### Dataset records:
......

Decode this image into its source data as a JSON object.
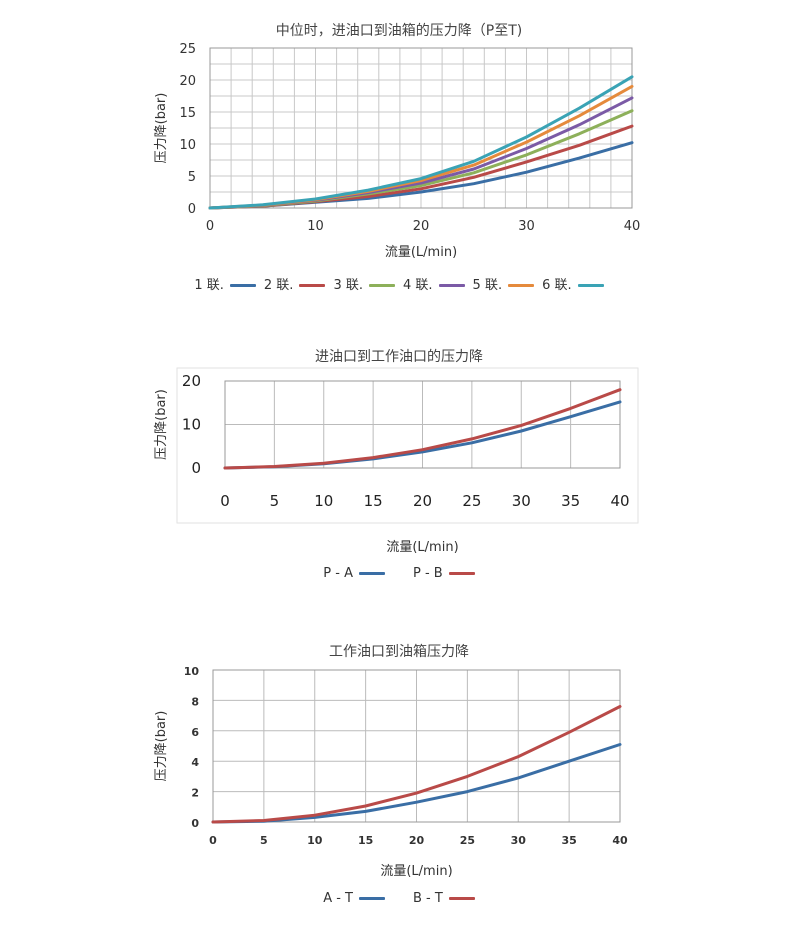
{
  "chart_data": [
    {
      "type": "line",
      "title": "中位时，进油口到油箱的压力降（P至T)",
      "xlabel": "流量(L/min)",
      "ylabel": "压力降(bar)",
      "xlim": [
        0,
        40
      ],
      "ylim": [
        0,
        25
      ],
      "xticks": [
        0,
        10,
        20,
        30,
        40
      ],
      "yticks": [
        0,
        5,
        10,
        15,
        20,
        25
      ],
      "grid": true,
      "legend_position": "bottom",
      "x": [
        0,
        5,
        10,
        15,
        20,
        25,
        30,
        35,
        40
      ],
      "series": [
        {
          "name": "1 联.",
          "color": "#3a6ea5",
          "values": [
            0,
            0.3,
            0.9,
            1.5,
            2.5,
            3.8,
            5.6,
            7.8,
            10.2
          ]
        },
        {
          "name": "2 联.",
          "color": "#b94a48",
          "values": [
            0,
            0.3,
            1.0,
            1.8,
            3.0,
            4.8,
            7.2,
            9.8,
            12.8
          ]
        },
        {
          "name": "3 联.",
          "color": "#8db05a",
          "values": [
            0,
            0.35,
            1.1,
            2.2,
            3.5,
            5.5,
            8.3,
            11.6,
            15.2
          ]
        },
        {
          "name": "4 联.",
          "color": "#7b5aa6",
          "values": [
            0,
            0.4,
            1.2,
            2.4,
            3.9,
            6.1,
            9.3,
            13.0,
            17.2
          ]
        },
        {
          "name": "5 联.",
          "color": "#e58a3c",
          "values": [
            0,
            0.45,
            1.3,
            2.6,
            4.3,
            6.7,
            10.3,
            14.4,
            19.0
          ]
        },
        {
          "name": "6 联.",
          "color": "#3aa3b5",
          "values": [
            0,
            0.5,
            1.4,
            2.8,
            4.6,
            7.3,
            11.1,
            15.6,
            20.5
          ]
        }
      ]
    },
    {
      "type": "line",
      "title": "进油口到工作油口的压力降",
      "xlabel": "流量(L/min)",
      "ylabel": "压力降(bar)",
      "xlim": [
        0,
        40
      ],
      "ylim": [
        0,
        20
      ],
      "xticks": [
        0,
        5,
        10,
        15,
        20,
        25,
        30,
        35,
        40
      ],
      "yticks": [
        0,
        10,
        20
      ],
      "grid": true,
      "legend_position": "bottom",
      "x": [
        0,
        5,
        10,
        15,
        20,
        25,
        30,
        35,
        40
      ],
      "series": [
        {
          "name": "P - A",
          "color": "#3a6ea5",
          "values": [
            0,
            0.3,
            1.0,
            2.1,
            3.7,
            5.8,
            8.5,
            11.8,
            15.2
          ]
        },
        {
          "name": "P - B",
          "color": "#b94a48",
          "values": [
            0,
            0.35,
            1.1,
            2.4,
            4.2,
            6.7,
            9.8,
            13.7,
            18.0
          ]
        }
      ]
    },
    {
      "type": "line",
      "title": "工作油口到油箱压力降",
      "xlabel": "流量(L/min)",
      "ylabel": "压力降(bar)",
      "xlim": [
        0,
        40
      ],
      "ylim": [
        0,
        10
      ],
      "xticks": [
        0,
        5,
        10,
        15,
        20,
        25,
        30,
        35,
        40
      ],
      "yticks": [
        0,
        2,
        4,
        6,
        8,
        10
      ],
      "grid": true,
      "legend_position": "bottom",
      "x": [
        0,
        5,
        10,
        15,
        20,
        25,
        30,
        35,
        40
      ],
      "series": [
        {
          "name": "A - T",
          "color": "#3a6ea5",
          "values": [
            0,
            0.05,
            0.3,
            0.7,
            1.3,
            2.0,
            2.9,
            4.0,
            5.1
          ]
        },
        {
          "name": "B - T",
          "color": "#b94a48",
          "values": [
            0,
            0.1,
            0.45,
            1.05,
            1.9,
            3.0,
            4.3,
            5.9,
            7.6
          ]
        }
      ]
    }
  ]
}
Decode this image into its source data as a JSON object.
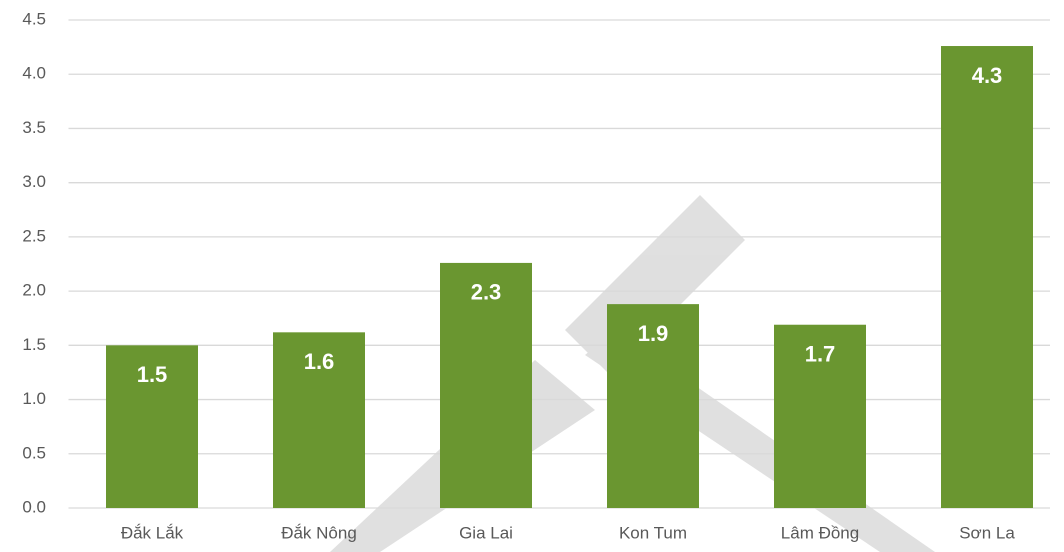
{
  "chart_data": {
    "type": "bar",
    "categories": [
      "Đắk Lắk",
      "Đắk Nông",
      "Gia Lai",
      "Kon Tum",
      "Lâm Đồng",
      "Sơn La"
    ],
    "values": [
      1.5,
      1.62,
      2.26,
      1.88,
      1.69,
      4.26
    ],
    "value_labels": [
      "1.5",
      "1.6",
      "2.3",
      "1.9",
      "1.7",
      "4.3"
    ],
    "color": "#6a9630",
    "ylim": [
      0,
      4.5
    ],
    "yticks": [
      {
        "value": 0,
        "label": "0.0"
      },
      0.5,
      {
        "value": 1,
        "label": "1.0"
      },
      1.5,
      {
        "value": 2,
        "label": "2.0"
      },
      2.5,
      {
        "value": 3,
        "label": "3.0"
      },
      3.5,
      {
        "value": 4,
        "label": "4.0"
      },
      4.5
    ],
    "grid": true
  }
}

......

### What to do:
Find how many of the lines above have the word "name" in them. State only that number.

### Solution to the problem:
10